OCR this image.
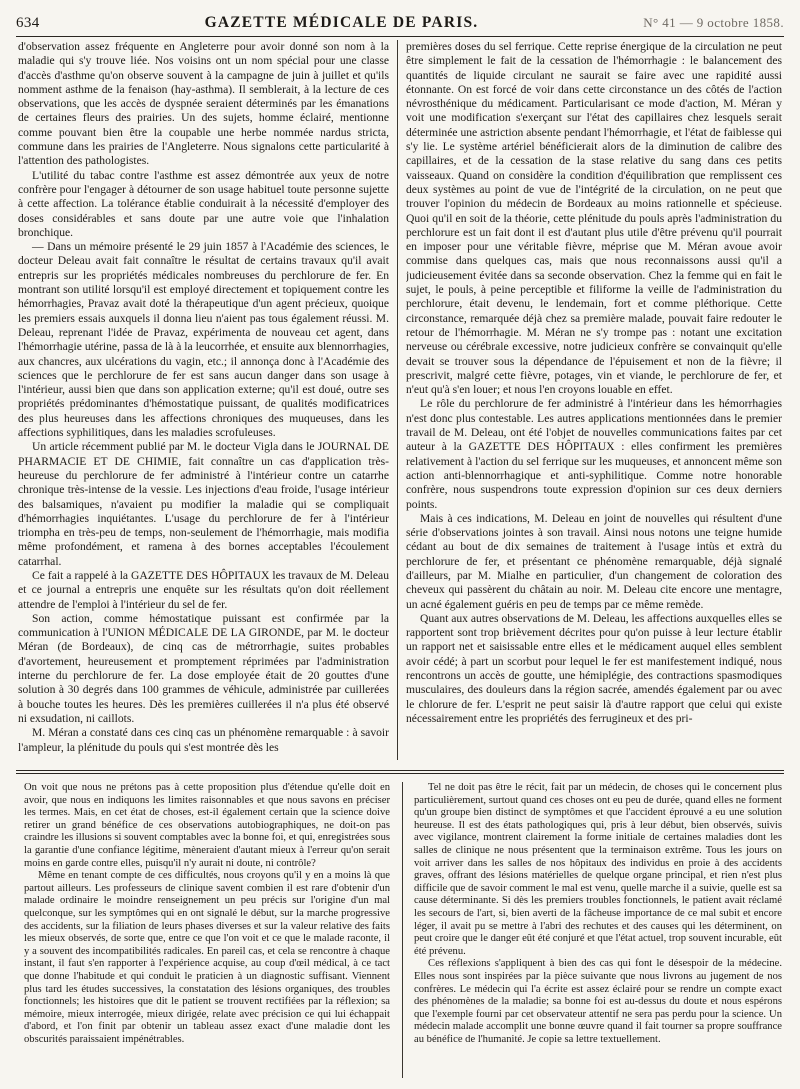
634	GAZETTE MÉDICALE DE PARIS.	N° 41 — 9 octobre 1858.

d'observation assez fréquente en Angleterre pour avoir donné son nom à la maladie qui s'y trouve liée. Nos voisins ont un nom spécial pour une classe d'accès d'asthme qu'on observe souvent à la campagne de juin à juillet et qu'ils nomment asthme de la fenaison (hay-asthma). Il semblerait, à la lecture de ces observations, que les accès de dyspnée seraient déterminés par les émanations de certaines fleurs des prairies. Un des sujets, homme éclairé, mentionne comme pouvant bien être la coupable une herbe nommée nardus stricta, commune dans les prairies de l'Angleterre. Nous signalons cette particularité à l'attention des pathologistes.

L'utilité du tabac contre l'asthme est assez démontrée aux yeux de notre confrère pour l'engager à détourner de son usage habituel toute personne sujette à cette affection. La tolérance établie conduirait à la nécessité d'employer des doses considérables et sans doute par une autre voie que l'inhalation bronchique.

— Dans un mémoire présenté le 29 juin 1857 à l'Académie des sciences, le docteur Deleau avait fait connaître le résultat de certains travaux qu'il avait entrepris sur les propriétés médicales nombreuses du perchlorure de fer. En montrant son utilité lorsqu'il est employé directement et topiquement contre les hémorrhagies, Pravaz avait doté la thérapeutique d'un agent précieux, quoique les premiers essais auxquels il donna lieu n'aient pas tous également réussi. M. Deleau, reprenant l'idée de Pravaz, expérimenta de nouveau cet agent, dans l'hémorrhagie utérine, passa de là à la leucorrhée, et ensuite aux blennorrhagies, aux chancres, aux ulcérations du vagin, etc.; il annonça donc à l'Académie des sciences que le perchlorure de fer est sans aucun danger dans son usage à l'intérieur, aussi bien que dans son application externe; qu'il est doué, outre ses propriétés prédominantes d'hémostatique puissant, de qualités modificatrices des plus heureuses dans les affections chroniques des muqueuses, dans les affections syphilitiques, dans les maladies scrofuleuses.

Un article récemment publié par M. le docteur Vigla dans le JOURNAL DE PHARMACIE ET DE CHIMIE, fait connaître un cas d'application très-heureuse du perchlorure de fer administré à l'intérieur contre un catarrhe chronique très-intense de la vessie. Les injections d'eau froide, l'usage intérieur des balsamiques, n'avaient pu modifier la maladie qui se compliquait d'hémorrhagies inquiétantes. L'usage du perchlorure de fer à l'intérieur triompha en très-peu de temps, non-seulement de l'hémorrhagie, mais modifia même profondément, et ramena à des bornes acceptables l'écoulement catarrhal.

Ce fait a rappelé à la GAZETTE DES HÔPITAUX les travaux de M. Deleau et ce journal a entrepris une enquête sur les résultats qu'on doit réellement attendre de l'emploi à l'intérieur du sel de fer.

Son action, comme hémostatique puissant est confirmée par la communication à l'UNION MÉDICALE DE LA GIRONDE, par M. le docteur Méran (de Bordeaux), de cinq cas de métrorrhagie, suites probables d'avortement, heureusement et promptement réprimées par l'administration interne du perchlorure de fer. La dose employée était de 20 gouttes d'une solution à 30 degrés dans 100 grammes de véhicule, administrée par cuillerées à bouche toutes les heures. Dès les premières cuillerées il n'a plus été observé ni exsudation, ni caillots.

M. Méran a constaté dans ces cinq cas un phénomène remarquable : à savoir l'ampleur, la plénitude du pouls qui s'est montrée dès les

premières doses du sel ferrique. Cette reprise énergique de la circulation ne peut être simplement le fait de la cessation de l'hémorrhagie : le balancement des quantités de liquide circulant ne saurait se faire avec une rapidité aussi étonnante. On est forcé de voir dans cette circonstance un des côtés de l'action névrosthénique du médicament. Particularisant ce mode d'action, M. Méran y voit une modification s'exerçant sur l'état des capillaires chez lesquels serait déterminée une astriction absente pendant l'hémorrhagie, et l'état de faiblesse qui s'y lie. Le système artériel bénéficierait alors de la diminution de calibre des capillaires, et de la cessation de la stase relative du sang dans ces petits vaisseaux. Quand on considère la condition d'équilibration que remplissent ces deux systèmes au point de vue de l'intégrité de la circulation, on ne peut que trouver l'opinion du médecin de Bordeaux au moins rationnelle et spécieuse. Quoi qu'il en soit de la théorie, cette plénitude du pouls après l'administration du perchlorure est un fait dont il est d'autant plus utile d'être prévenu qu'il pourrait en imposer pour une véritable fièvre, méprise que M. Méran avoue avoir commise dans quelques cas, mais que nous reconnaissons aussi qu'il a judicieusement évitée dans sa seconde observation. Chez la femme qui en fait le sujet, le pouls, à peine perceptible et filiforme la veille de l'administration du perchlorure, était devenu, le lendemain, fort et comme pléthorique. Cette circonstance, remarquée déjà chez sa première malade, pouvait faire redouter le retour de l'hémorrhagie. M. Méran ne s'y trompe pas : notant une excitation nerveuse ou cérébrale excessive, notre judicieux confrère se convainquit qu'elle devait se trouver sous la dépendance de l'épuisement et non de la fièvre; il prescrivit, malgré cette fièvre, potages, vin et viande, le perchlorure de fer, et n'eut qu'à s'en louer; et nous l'en croyons louable en effet.

Le rôle du perchlorure de fer administré à l'intérieur dans les hémorrhagies n'est donc plus contestable. Les autres applications mentionnées dans le premier travail de M. Deleau, ont été l'objet de nouvelles communications faites par cet auteur à la GAZETTE DES HÔPITAUX : elles confirment les premières relativement à l'action du sel ferrique sur les muqueuses, et annoncent même son action anti-blennorrhagique et anti-syphilitique. Comme notre honorable confrère, nous suspendrons toute expression d'opinion sur ces deux derniers points.

Mais à ces indications, M. Deleau en joint de nouvelles qui résultent d'une série d'observations jointes à son travail. Ainsi nous notons une teigne humide cédant au bout de dix semaines de traitement à l'usage intùs et extrà du perchlorure de fer, et présentant ce phénomène remarquable, déjà signalé d'ailleurs, par M. Mialhe en particulier, d'un changement de coloration des cheveux qui passèrent du châtain au noir. M. Deleau cite encore une mentagre, un acné également guéris en peu de temps par ce même remède.

Quant aux autres observations de M. Deleau, les affections auxquelles elles se rapportent sont trop brièvement décrites pour qu'on puisse à leur lecture établir un rapport net et saisissable entre elles et le médicament auquel elles semblent avoir cédé; à part un scorbut pour lequel le fer est manifestement indiqué, nous rencontrons un accès de goutte, une hémiplégie, des contractions spasmodiques musculaires, des douleurs dans la région sacrée, amendés également par ou avec le chlorure de fer. L'esprit ne peut saisir là d'autre rapport que celui qui existe nécessairement entre les propriétés des ferrugineux et des pri-

On voit que nous ne prétons pas à cette proposition plus d'étendue qu'elle doit en avoir, que nous en indiquons les limites raisonnables et que nous savons en préciser les termes. Mais, en cet état de choses, est-il également certain que la science doive retirer un grand bénéfice de ces observations autobiographiques, ne doit-on pas craindre les illusions si souvent comptables avec la bonne foi, et qui, enregistrées sous la garantie d'une confiance légitime, mèneraient d'autant mieux à l'erreur qu'on serait moins en garde contre elles, puisqu'il n'y aurait ni doute, ni contrôle?

Même en tenant compte de ces difficultés, nous croyons qu'il y en a moins là que partout ailleurs. Les professeurs de clinique savent combien il est rare d'obtenir d'un malade ordinaire le moindre renseignement un peu précis sur l'origine d'un mal quelconque, sur les symptômes qui en ont signalé le début, sur la marche progressive des accidents, sur la filiation de leurs phases diverses et sur la valeur relative des faits les mieux observés, de sorte que, entre ce que l'on voit et ce que le malade raconte, il y a souvent des incompatibilités radicales. En pareil cas, et cela se rencontre à chaque instant, il faut s'en rapporter à l'expérience acquise, au coup d'œil médical, à ce tact que donne l'habitude et qui conduit le praticien à un diagnostic suffisant. Viennent plus tard les études successives, la constatation des lésions organiques, des troubles fonctionnels; les histoires que dit le patient se trouvent rectifiées par la réflexion; sa mémoire, mieux interrogée, mieux dirigée, relate avec précision ce qui lui échappait d'abord, et l'on finit par obtenir un tableau assez exact d'une maladie dont les obscurités paraissaient impénétrables.

Tel ne doit pas être le récit, fait par un médecin, de choses qui le concernent plus particulièrement, surtout quand ces choses ont eu peu de durée, quand elles ne forment qu'un groupe bien distinct de symptômes et que l'accident éprouvé a eu une solution heureuse. Il est des états pathologiques qui, pris à leur début, bien observés, suivis avec vigilance, montrent clairement la forme initiale de certaines maladies dont les salles de clinique ne nous présentent que la terminaison extrême. Tous les jours on voit arriver dans les salles de nos hôpitaux des individus en proie à des accidents graves, offrant des lésions matérielles de quelque organe principal, et rien n'est plus difficile que de savoir comment le mal est venu, quelle marche il a suivie, quelle est sa cause déterminante. Si dès les premiers troubles fonctionnels, le patient avait réclamé les secours de l'art, si, bien averti de la fâcheuse importance de ce mal subit et encore léger, il avait pu se mettre à l'abri des rechutes et des causes qui les déterminent, on peut croire que le danger eût été conjuré et que l'état actuel, trop souvent incurable, eût été prévenu.

Ces réflexions s'appliquent à bien des cas qui font le désespoir de la médecine. Elles nous sont inspirées par la pièce suivante que nous livrons au jugement de nos confrères. Le médecin qui l'a écrite est assez éclairé pour se rendre un compte exact des phénomènes de la maladie; sa bonne foi est au-dessus du doute et nous espérons que l'exemple fourni par cet observateur attentif ne sera pas perdu pour la science. Un médecin malade accomplit une bonne œuvre quand il fait tourner sa propre souffrance au bénéfice de l'humanité. Je copie sa lettre textuellement.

*AIM:*
Point out every line holding the string "remarquable" and copy it.

*TASK SOLUTION:*
M. Méran a constaté dans ces cinq cas un phénomène remarquable : à savoir l'ampleur, la plénitude du pouls qui s'est montrée dès les
Mais à ces indications, M. Deleau en joint de nouvelles qui résultent d'une série d'observations jointes à son travail. Ainsi nous notons une teigne humide cédant au bout de dix semaines de traitement à l'usage intùs et extrà du perchlorure de fer, et présentant ce phénomène remarquable, déjà signalé d'ailleurs, par M. Mialhe en particulier, d'un changement de coloration des cheveux qui passèrent du châtain au noir. M. Deleau cite encore une mentagre, un acné également guéris en peu de temps par ce même remède.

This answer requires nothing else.